## Aim
What lines of the data hold the string "this"? Pull each one out.

## Recorded information
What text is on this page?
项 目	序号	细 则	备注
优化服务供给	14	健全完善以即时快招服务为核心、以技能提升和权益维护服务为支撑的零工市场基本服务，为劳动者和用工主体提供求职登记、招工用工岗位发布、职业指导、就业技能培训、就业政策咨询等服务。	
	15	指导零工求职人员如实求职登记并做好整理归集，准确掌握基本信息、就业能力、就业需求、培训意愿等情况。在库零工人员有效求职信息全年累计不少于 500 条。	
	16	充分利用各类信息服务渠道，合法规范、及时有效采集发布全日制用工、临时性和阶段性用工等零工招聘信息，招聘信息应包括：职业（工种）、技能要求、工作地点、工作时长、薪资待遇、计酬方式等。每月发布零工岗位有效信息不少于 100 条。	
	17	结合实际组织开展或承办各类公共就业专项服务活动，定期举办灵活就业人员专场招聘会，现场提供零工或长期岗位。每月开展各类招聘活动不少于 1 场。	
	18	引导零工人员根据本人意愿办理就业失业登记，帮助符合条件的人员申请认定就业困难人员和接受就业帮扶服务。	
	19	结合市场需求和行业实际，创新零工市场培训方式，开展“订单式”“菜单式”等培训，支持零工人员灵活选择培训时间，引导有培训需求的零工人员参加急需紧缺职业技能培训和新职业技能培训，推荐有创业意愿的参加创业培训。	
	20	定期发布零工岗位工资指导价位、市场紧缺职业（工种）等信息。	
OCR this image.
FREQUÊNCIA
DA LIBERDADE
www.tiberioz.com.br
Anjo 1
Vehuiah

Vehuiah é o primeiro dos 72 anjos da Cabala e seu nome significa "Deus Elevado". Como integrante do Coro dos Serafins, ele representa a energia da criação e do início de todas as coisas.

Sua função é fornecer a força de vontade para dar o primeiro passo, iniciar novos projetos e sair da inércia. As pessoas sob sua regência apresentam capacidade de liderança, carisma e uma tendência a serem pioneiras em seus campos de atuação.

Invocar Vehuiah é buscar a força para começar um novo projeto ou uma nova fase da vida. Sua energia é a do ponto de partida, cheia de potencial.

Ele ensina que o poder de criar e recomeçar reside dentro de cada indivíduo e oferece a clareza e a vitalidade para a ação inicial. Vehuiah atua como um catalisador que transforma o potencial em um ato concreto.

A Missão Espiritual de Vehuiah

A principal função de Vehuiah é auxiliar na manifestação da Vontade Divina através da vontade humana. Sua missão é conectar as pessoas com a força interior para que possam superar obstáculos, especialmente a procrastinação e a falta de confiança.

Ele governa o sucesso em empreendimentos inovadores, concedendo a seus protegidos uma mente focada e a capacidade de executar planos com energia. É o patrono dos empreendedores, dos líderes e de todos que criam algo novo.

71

## Solved exercise
What text is on this page?
OCR this image.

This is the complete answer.